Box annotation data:
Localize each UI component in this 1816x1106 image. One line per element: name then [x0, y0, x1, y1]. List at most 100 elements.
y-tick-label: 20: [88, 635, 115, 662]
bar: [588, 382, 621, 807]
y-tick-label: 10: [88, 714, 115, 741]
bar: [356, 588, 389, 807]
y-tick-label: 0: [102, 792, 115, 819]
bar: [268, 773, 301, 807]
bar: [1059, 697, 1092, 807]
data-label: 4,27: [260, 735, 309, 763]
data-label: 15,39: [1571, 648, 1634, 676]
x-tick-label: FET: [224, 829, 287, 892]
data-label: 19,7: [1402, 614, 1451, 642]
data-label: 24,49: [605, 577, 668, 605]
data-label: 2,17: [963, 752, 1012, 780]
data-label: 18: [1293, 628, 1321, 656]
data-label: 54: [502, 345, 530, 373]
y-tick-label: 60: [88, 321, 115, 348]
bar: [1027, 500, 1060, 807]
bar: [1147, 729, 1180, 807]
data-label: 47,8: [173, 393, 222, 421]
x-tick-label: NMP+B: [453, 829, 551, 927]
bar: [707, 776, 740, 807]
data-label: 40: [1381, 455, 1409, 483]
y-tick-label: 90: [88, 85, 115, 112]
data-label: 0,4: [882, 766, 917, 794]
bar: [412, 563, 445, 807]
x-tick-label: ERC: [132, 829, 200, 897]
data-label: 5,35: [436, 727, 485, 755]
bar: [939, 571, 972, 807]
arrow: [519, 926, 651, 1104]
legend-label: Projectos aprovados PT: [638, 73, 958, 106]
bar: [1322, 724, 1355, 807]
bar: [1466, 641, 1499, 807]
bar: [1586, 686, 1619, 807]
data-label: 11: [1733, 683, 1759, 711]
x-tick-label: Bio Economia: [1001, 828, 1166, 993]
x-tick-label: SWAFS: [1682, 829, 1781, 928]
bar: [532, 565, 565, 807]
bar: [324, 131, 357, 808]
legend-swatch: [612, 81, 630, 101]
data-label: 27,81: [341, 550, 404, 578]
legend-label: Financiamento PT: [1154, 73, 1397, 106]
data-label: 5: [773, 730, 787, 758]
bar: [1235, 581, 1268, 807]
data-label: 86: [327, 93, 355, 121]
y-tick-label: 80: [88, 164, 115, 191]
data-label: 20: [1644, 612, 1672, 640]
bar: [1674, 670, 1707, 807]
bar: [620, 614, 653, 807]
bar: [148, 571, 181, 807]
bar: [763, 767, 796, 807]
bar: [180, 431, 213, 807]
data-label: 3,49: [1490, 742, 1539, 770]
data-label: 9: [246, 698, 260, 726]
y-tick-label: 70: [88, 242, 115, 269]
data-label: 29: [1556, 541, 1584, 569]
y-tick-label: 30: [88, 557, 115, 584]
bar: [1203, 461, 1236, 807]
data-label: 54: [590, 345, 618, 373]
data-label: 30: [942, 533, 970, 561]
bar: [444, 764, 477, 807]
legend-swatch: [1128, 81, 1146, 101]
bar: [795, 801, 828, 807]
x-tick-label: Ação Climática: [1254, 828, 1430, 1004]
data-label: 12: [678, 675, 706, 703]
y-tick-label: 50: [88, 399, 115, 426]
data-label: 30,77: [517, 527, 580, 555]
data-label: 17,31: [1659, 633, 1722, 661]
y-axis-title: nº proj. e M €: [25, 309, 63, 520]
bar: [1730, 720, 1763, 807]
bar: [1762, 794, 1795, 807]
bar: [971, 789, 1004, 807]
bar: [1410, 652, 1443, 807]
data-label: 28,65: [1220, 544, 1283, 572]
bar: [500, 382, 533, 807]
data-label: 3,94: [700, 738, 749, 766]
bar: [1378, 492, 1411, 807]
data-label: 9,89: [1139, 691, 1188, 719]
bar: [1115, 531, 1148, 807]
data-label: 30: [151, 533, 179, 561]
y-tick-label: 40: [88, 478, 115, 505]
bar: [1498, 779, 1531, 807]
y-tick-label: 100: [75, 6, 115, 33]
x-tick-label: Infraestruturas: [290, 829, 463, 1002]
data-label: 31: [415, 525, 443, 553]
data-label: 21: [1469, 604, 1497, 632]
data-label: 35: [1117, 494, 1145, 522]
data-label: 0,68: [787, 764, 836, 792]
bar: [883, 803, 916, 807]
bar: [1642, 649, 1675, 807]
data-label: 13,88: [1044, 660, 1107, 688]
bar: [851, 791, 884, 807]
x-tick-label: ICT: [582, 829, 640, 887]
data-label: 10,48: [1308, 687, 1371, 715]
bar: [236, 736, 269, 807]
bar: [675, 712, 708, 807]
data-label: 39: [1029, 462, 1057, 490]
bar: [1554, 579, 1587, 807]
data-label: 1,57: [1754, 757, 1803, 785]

— Exercise requirements —
Print every line of the listing above without changing anything.

— Written answer —
Localize each UI component in this 1816x1106 image. One line per element: name then [x0, y0, x1, y1]. List at most 100 elements.
y-tick-label: 20: [88, 635, 115, 662]
bar: [588, 382, 621, 807]
y-tick-label: 10: [88, 714, 115, 741]
bar: [356, 588, 389, 807]
y-tick-label: 0: [102, 792, 115, 819]
bar: [268, 773, 301, 807]
bar: [1059, 697, 1092, 807]
data-label: 4,27: [260, 735, 309, 763]
data-label: 15,39: [1571, 648, 1634, 676]
x-tick-label: FET: [224, 829, 287, 892]
data-label: 19,7: [1402, 614, 1451, 642]
data-label: 24,49: [605, 577, 668, 605]
data-label: 2,17: [963, 752, 1012, 780]
data-label: 18: [1293, 628, 1321, 656]
data-label: 54: [502, 345, 530, 373]
y-tick-label: 60: [88, 321, 115, 348]
bar: [1027, 500, 1060, 807]
bar: [1147, 729, 1180, 807]
data-label: 47,8: [173, 393, 222, 421]
x-tick-label: NMP+B: [453, 829, 551, 927]
bar: [707, 776, 740, 807]
data-label: 40: [1381, 455, 1409, 483]
y-tick-label: 90: [88, 85, 115, 112]
data-label: 0,4: [882, 766, 917, 794]
bar: [412, 563, 445, 807]
x-tick-label: ERC: [132, 829, 200, 897]
data-label: 5,35: [436, 727, 485, 755]
bar: [939, 571, 972, 807]
arrow: [519, 926, 651, 1104]
legend-label: Projectos aprovados PT: [638, 73, 958, 106]
bar: [1322, 724, 1355, 807]
bar: [1466, 641, 1499, 807]
bar: [1586, 686, 1619, 807]
data-label: 11: [1733, 683, 1759, 711]
x-tick-label: Bio Economia: [1001, 828, 1166, 993]
x-tick-label: SWAFS: [1682, 829, 1781, 928]
bar: [532, 565, 565, 807]
bar: [324, 131, 357, 808]
legend-swatch: [612, 81, 630, 101]
data-label: 27,81: [341, 550, 404, 578]
legend-label: Financiamento PT: [1154, 73, 1397, 106]
data-label: 5: [773, 730, 787, 758]
bar: [1235, 581, 1268, 807]
data-label: 86: [327, 93, 355, 121]
y-tick-label: 80: [88, 164, 115, 191]
data-label: 20: [1644, 612, 1672, 640]
bar: [1674, 670, 1707, 807]
bar: [620, 614, 653, 807]
bar: [148, 571, 181, 807]
bar: [763, 767, 796, 807]
bar: [180, 431, 213, 807]
data-label: 3,49: [1490, 742, 1539, 770]
data-label: 9: [246, 698, 260, 726]
y-tick-label: 70: [88, 242, 115, 269]
data-label: 29: [1556, 541, 1584, 569]
y-tick-label: 30: [88, 557, 115, 584]
bar: [1203, 461, 1236, 807]
data-label: 54: [590, 345, 618, 373]
data-label: 30: [942, 533, 970, 561]
bar: [444, 764, 477, 807]
legend-swatch: [1128, 81, 1146, 101]
bar: [795, 801, 828, 807]
x-tick-label: Ação Climática: [1254, 828, 1430, 1004]
data-label: 12: [678, 675, 706, 703]
y-tick-label: 50: [88, 399, 115, 426]
data-label: 30,77: [517, 527, 580, 555]
data-label: 17,31: [1659, 633, 1722, 661]
y-axis-title: nº proj. e M €: [25, 309, 63, 520]
bar: [1730, 720, 1763, 807]
bar: [1762, 794, 1795, 807]
bar: [971, 789, 1004, 807]
bar: [1410, 652, 1443, 807]
data-label: 28,65: [1220, 544, 1283, 572]
bar: [500, 382, 533, 807]
data-label: 3,94: [700, 738, 749, 766]
bar: [1378, 492, 1411, 807]
data-label: 9,89: [1139, 691, 1188, 719]
bar: [1115, 531, 1148, 807]
data-label: 30: [151, 533, 179, 561]
y-tick-label: 40: [88, 478, 115, 505]
bar: [1498, 779, 1531, 807]
y-tick-label: 100: [75, 6, 115, 33]
x-tick-label: Infraestruturas: [290, 829, 463, 1002]
data-label: 31: [415, 525, 443, 553]
data-label: 21: [1469, 604, 1497, 632]
data-label: 35: [1117, 494, 1145, 522]
data-label: 0,68: [787, 764, 836, 792]
bar: [883, 803, 916, 807]
bar: [1642, 649, 1675, 807]
data-label: 13,88: [1044, 660, 1107, 688]
bar: [851, 791, 884, 807]
x-tick-label: ICT: [582, 829, 640, 887]
data-label: 10,48: [1308, 687, 1371, 715]
bar: [236, 736, 269, 807]
bar: [675, 712, 708, 807]
data-label: 39: [1029, 462, 1057, 490]
bar: [1554, 579, 1587, 807]
data-label: 1,57: [1754, 757, 1803, 785]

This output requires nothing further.